* [DOCUMENT SEGMENT]
((

Andrew Ross Sorkin has got his hands on what looks for all the world like a pro-forma piece of legal CYA out of Goldman Sachs, and is trying to turn it into a story:

For years, Wall Street whispered that Goldman Sachs profited handsomely by trading ahead of — or even against — its own clients.

On Tuesday, a Goldman executive made an unusual admission that, in some cases, the rumors were true.

In an e-mail message to select clients, Thomas C. Mazarakis, the head of Goldman’s fundamental strategies group, acknowledged that his unit often provided investment ideas that the firm had already traded on. Sometimes Goldman has even taken the opposite approach, betting against particular instruments that the group has recommended.

The good news is that Sorkin is enough of a blogger to actually publish the email in question. But weirdly I can see nothing at all in the email saying that Goldman ever trades against its own clients, or bets against instruments it’s recommending. Here’s the relevant bit:

We may trade, and may have existing positions, based on Trading Ideas before we have discussed those Trading Ideas with you. We may continue to act on Trading Ideas, and may trade out of any position, based on Trading Ideas, at any time after we have discussed them with you.

))

Please transcribe word for word the part of the Goldman Sachs piece above starting at "We may trade, and" and ending at "them with you.".

* [THE DATA]
((

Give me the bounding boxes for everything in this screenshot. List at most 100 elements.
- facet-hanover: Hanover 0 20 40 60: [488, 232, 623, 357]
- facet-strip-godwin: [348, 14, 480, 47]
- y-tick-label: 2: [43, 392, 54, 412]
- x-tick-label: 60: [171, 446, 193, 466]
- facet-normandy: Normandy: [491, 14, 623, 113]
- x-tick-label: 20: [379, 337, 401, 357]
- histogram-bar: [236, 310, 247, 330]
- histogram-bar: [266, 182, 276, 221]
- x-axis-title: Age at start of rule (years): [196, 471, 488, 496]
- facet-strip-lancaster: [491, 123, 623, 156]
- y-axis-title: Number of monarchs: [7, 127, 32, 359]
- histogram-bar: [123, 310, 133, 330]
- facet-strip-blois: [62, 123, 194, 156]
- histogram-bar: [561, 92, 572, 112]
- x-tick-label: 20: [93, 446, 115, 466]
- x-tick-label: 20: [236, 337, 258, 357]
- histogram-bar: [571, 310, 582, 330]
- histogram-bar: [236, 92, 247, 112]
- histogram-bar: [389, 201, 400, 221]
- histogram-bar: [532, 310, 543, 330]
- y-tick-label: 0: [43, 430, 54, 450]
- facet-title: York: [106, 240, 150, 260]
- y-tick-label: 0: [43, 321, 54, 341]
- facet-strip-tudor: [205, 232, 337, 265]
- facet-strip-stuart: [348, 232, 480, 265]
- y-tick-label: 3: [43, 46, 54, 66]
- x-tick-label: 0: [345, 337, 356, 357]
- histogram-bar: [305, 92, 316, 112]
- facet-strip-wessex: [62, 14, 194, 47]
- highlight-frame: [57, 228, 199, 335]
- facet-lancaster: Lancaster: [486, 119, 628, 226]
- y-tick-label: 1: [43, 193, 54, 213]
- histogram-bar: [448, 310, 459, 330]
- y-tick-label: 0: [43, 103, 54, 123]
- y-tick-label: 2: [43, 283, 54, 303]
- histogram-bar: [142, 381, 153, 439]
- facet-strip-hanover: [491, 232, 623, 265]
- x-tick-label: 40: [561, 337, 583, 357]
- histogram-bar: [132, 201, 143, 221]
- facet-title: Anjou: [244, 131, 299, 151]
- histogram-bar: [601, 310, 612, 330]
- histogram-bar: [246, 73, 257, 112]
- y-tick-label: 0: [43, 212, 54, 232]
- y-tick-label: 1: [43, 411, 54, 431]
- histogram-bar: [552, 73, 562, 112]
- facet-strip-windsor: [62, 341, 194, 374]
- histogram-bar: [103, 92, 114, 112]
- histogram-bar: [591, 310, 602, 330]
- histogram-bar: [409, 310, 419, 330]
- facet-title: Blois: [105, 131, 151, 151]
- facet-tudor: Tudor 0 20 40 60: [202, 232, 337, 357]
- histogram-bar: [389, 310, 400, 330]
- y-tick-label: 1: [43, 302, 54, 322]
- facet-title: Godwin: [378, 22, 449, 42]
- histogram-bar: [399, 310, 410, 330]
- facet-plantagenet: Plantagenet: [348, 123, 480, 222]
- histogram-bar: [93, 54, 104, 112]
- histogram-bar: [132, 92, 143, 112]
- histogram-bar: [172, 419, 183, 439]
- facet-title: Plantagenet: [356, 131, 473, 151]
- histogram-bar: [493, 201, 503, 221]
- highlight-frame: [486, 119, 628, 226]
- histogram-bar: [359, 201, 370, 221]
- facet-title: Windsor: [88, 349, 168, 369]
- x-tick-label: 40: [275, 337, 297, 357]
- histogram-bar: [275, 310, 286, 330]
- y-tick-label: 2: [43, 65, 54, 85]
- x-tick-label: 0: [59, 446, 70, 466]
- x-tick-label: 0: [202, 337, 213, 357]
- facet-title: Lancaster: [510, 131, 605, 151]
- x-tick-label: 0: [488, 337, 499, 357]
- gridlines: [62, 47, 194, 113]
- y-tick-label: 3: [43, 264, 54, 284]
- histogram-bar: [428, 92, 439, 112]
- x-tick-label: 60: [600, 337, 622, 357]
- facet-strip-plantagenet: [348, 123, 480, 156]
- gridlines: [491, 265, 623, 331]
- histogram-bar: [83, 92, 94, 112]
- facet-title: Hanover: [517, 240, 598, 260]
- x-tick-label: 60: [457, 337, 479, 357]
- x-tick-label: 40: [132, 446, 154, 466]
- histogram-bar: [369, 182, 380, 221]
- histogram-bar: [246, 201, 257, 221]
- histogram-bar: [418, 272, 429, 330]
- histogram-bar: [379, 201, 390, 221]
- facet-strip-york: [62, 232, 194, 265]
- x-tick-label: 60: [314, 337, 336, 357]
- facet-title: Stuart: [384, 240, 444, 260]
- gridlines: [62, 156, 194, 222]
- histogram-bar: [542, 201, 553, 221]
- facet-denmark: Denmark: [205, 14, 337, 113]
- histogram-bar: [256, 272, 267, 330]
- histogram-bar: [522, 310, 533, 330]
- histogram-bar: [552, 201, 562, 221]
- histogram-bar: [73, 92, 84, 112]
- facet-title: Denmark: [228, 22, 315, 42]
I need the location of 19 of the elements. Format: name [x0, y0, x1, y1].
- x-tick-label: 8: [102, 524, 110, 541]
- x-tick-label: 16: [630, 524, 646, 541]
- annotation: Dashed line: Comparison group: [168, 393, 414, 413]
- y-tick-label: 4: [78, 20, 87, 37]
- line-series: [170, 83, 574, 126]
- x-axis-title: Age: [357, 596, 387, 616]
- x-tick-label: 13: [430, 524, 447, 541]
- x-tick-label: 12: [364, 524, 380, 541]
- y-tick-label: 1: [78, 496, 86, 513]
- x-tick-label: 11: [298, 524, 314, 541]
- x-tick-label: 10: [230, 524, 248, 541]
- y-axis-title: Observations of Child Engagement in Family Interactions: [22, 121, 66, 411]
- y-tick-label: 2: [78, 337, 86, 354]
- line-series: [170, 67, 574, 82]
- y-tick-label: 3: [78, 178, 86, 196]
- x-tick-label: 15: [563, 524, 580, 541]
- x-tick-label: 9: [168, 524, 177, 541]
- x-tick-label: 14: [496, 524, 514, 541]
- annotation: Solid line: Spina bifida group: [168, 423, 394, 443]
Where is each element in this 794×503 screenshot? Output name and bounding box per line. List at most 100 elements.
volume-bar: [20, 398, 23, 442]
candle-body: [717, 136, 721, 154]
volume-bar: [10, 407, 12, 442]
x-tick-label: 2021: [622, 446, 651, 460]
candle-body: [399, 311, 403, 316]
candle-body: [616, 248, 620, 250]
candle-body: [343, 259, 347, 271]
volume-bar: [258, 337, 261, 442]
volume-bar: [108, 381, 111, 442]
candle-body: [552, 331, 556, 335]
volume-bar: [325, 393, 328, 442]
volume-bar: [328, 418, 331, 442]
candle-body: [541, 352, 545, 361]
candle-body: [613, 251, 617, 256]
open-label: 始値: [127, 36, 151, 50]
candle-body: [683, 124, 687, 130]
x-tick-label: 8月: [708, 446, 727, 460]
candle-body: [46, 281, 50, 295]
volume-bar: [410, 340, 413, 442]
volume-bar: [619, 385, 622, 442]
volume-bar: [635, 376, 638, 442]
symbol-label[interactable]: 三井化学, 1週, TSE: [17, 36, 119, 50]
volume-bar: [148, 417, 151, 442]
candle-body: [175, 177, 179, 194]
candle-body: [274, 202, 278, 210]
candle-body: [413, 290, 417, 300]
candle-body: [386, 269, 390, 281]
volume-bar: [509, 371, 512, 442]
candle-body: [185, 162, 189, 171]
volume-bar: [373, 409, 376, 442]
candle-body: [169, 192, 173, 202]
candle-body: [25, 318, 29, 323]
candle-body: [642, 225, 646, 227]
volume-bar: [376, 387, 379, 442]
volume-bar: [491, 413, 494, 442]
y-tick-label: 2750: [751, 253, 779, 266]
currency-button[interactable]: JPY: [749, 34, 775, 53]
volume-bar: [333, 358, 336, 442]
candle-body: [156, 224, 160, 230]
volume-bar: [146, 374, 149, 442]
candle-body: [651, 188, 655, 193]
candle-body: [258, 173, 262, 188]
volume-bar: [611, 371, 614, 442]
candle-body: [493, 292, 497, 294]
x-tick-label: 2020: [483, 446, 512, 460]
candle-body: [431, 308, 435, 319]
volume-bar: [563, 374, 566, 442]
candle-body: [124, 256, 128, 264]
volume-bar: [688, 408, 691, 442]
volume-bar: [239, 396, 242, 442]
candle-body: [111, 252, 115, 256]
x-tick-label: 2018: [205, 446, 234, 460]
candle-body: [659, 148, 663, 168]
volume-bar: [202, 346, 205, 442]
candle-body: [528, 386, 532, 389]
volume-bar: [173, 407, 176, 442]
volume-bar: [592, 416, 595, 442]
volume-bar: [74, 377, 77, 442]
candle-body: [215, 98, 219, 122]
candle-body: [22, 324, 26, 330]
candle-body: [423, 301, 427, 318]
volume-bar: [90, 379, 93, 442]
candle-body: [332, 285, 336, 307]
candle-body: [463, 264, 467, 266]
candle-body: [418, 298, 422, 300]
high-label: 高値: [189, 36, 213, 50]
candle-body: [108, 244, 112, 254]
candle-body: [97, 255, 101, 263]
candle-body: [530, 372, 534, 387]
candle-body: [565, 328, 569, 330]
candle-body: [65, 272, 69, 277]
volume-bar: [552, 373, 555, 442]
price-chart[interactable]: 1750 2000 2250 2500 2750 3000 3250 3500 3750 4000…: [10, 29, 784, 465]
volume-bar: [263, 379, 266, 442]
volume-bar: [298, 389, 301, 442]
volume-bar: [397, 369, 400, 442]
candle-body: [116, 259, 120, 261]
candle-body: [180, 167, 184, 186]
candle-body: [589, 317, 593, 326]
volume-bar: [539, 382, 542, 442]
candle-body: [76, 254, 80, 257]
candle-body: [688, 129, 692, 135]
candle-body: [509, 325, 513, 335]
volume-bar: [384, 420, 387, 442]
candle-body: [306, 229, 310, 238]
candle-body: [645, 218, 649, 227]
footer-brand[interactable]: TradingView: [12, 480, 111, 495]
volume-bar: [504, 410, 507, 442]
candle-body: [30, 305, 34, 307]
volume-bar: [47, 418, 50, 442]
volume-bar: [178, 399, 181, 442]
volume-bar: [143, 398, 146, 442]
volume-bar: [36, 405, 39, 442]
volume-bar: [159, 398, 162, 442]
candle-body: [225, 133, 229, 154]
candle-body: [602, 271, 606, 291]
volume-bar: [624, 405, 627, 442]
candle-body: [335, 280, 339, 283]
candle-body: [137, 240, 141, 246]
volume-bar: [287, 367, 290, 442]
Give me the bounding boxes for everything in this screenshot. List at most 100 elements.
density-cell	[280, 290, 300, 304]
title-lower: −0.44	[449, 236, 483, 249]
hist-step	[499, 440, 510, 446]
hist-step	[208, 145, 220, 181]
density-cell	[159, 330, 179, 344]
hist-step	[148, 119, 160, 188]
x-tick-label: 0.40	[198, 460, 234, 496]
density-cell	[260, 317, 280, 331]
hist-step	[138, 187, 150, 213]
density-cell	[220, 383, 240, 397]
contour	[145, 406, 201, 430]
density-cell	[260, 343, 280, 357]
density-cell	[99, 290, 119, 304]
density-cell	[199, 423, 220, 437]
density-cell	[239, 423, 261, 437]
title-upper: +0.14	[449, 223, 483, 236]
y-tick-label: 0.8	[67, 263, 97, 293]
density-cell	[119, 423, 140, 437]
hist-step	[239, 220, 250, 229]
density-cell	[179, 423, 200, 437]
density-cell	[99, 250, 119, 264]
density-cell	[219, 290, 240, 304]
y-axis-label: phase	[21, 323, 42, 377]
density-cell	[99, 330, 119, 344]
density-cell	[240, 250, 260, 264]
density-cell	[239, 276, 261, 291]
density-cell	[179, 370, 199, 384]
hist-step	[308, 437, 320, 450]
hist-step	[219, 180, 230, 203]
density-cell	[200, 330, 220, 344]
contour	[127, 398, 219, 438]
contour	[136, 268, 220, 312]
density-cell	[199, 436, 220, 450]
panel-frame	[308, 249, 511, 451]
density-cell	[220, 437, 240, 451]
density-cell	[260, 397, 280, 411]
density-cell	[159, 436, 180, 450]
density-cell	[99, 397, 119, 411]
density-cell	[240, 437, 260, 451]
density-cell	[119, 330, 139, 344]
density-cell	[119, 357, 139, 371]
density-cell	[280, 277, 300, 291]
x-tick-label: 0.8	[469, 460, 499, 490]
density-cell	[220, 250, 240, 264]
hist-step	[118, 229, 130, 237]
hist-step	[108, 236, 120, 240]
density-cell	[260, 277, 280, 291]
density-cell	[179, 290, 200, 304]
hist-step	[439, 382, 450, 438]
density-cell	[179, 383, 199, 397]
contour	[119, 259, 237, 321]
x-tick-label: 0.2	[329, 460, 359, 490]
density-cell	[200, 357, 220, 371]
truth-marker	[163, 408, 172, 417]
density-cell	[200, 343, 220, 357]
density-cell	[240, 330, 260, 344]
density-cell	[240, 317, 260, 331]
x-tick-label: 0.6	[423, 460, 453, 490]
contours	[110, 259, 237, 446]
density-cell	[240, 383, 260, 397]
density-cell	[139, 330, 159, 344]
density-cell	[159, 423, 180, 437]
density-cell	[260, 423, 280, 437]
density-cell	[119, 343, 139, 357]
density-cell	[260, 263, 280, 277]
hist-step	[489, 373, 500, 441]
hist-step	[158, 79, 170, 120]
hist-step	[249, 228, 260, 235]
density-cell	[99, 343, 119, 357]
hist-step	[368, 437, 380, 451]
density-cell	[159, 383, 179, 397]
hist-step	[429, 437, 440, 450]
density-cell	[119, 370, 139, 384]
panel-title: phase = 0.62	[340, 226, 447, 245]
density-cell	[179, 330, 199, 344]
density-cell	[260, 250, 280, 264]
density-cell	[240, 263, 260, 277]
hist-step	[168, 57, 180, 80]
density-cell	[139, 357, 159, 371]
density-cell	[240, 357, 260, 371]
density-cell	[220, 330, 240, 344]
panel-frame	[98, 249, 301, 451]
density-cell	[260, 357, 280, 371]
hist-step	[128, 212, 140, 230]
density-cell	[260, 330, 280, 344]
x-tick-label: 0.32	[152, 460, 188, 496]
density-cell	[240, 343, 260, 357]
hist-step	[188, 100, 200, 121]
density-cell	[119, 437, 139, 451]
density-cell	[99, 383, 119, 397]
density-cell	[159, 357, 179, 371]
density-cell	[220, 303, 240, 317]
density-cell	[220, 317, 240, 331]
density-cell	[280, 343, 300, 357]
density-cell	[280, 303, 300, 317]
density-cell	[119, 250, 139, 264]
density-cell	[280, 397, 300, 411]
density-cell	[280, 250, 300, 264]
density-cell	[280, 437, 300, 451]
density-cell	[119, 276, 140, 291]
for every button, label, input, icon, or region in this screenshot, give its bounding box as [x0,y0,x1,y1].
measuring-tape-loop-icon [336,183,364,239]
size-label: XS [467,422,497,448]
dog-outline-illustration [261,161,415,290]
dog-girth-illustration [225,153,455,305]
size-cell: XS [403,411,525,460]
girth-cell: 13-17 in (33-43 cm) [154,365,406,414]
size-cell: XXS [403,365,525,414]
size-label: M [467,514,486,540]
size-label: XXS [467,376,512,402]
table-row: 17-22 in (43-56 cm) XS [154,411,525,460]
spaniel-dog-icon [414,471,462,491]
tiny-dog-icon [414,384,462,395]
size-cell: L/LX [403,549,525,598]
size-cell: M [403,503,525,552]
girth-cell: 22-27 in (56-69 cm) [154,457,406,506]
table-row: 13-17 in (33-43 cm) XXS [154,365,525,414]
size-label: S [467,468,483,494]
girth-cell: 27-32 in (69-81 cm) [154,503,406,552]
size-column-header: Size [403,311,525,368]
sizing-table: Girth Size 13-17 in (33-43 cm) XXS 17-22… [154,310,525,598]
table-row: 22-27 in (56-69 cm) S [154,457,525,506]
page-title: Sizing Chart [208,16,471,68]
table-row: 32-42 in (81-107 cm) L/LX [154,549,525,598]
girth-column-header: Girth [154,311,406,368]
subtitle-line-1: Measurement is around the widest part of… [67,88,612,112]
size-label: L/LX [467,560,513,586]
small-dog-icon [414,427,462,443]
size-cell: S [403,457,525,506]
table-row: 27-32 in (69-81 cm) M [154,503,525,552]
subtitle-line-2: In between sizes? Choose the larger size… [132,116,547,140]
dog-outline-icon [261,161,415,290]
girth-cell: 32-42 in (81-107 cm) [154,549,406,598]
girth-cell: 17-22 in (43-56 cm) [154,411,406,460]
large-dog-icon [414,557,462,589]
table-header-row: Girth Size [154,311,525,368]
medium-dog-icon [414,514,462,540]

))

* [OUTPUT]
We may trade, and may have existing positions, based on Trading Ideas before we have discussed those Trading Ideas with you. We may continue to act on Trading Ideas, and may trade out of any position, based on Trading Ideas, at any time after we have discussed them with you.